▶ TASK
Would it be possible to write out each entry below exactly, without the pictures?
◇ ◇ ◇
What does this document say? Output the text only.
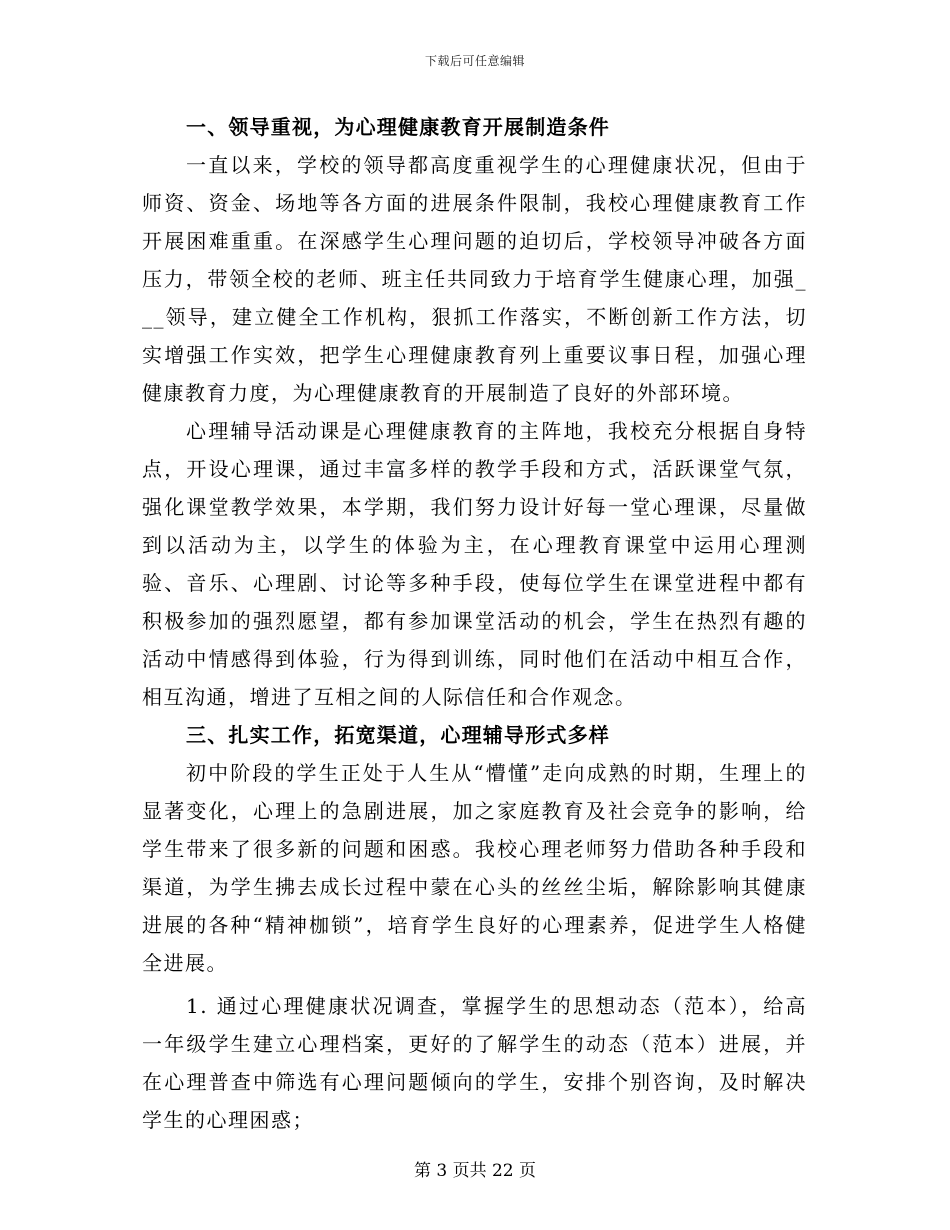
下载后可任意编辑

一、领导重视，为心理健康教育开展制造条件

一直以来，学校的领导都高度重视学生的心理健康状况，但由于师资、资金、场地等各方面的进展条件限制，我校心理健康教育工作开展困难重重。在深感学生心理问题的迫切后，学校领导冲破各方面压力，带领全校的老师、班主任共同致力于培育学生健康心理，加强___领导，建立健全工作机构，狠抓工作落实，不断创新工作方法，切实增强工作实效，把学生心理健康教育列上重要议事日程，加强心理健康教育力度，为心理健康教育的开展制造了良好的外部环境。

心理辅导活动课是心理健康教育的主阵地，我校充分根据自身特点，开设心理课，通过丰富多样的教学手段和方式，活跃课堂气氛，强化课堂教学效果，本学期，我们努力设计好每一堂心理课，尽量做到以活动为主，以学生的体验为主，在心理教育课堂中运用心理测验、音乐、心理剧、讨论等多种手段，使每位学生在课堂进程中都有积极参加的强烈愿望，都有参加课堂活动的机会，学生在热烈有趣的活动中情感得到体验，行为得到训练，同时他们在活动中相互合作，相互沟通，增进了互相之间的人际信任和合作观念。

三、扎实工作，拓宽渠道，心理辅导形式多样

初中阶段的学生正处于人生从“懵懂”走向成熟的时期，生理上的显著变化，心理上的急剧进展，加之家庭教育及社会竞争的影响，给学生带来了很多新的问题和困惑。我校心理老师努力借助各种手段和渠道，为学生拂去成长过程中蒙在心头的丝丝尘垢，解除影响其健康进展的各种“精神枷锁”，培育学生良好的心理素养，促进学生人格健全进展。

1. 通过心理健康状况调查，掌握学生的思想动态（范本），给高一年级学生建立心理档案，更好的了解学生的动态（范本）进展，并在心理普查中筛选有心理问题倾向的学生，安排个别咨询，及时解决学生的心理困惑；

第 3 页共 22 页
◇ ◇ ◇
▶ RESPONSE TO THE EXERCISE
What does this document say? Output the text only.
下载后可任意编辑

一、领导重视，为心理健康教育开展制造条件

一直以来，学校的领导都高度重视学生的心理健康状况，但由于师资、资金、场地等各方面的进展条件限制，我校心理健康教育工作开展困难重重。在深感学生心理问题的迫切后，学校领导冲破各方面压力，带领全校的老师、班主任共同致力于培育学生健康心理，加强___领导，建立健全工作机构，狠抓工作落实，不断创新工作方法，切实增强工作实效，把学生心理健康教育列上重要议事日程，加强心理健康教育力度，为心理健康教育的开展制造了良好的外部环境。

心理辅导活动课是心理健康教育的主阵地，我校充分根据自身特点，开设心理课，通过丰富多样的教学手段和方式，活跃课堂气氛，强化课堂教学效果，本学期，我们努力设计好每一堂心理课，尽量做到以活动为主，以学生的体验为主，在心理教育课堂中运用心理测验、音乐、心理剧、讨论等多种手段，使每位学生在课堂进程中都有积极参加的强烈愿望，都有参加课堂活动的机会，学生在热烈有趣的活动中情感得到体验，行为得到训练，同时他们在活动中相互合作，相互沟通，增进了互相之间的人际信任和合作观念。

三、扎实工作，拓宽渠道，心理辅导形式多样

初中阶段的学生正处于人生从“懵懂”走向成熟的时期，生理上的显著变化，心理上的急剧进展，加之家庭教育及社会竞争的影响，给学生带来了很多新的问题和困惑。我校心理老师努力借助各种手段和渠道，为学生拂去成长过程中蒙在心头的丝丝尘垢，解除影响其健康进展的各种“精神枷锁”，培育学生良好的心理素养，促进学生人格健全进展。

1. 通过心理健康状况调查，掌握学生的思想动态（范本），给高一年级学生建立心理档案，更好的了解学生的动态（范本）进展，并在心理普查中筛选有心理问题倾向的学生，安排个别咨询，及时解决学生的心理困惑；

第 3 页共 22 页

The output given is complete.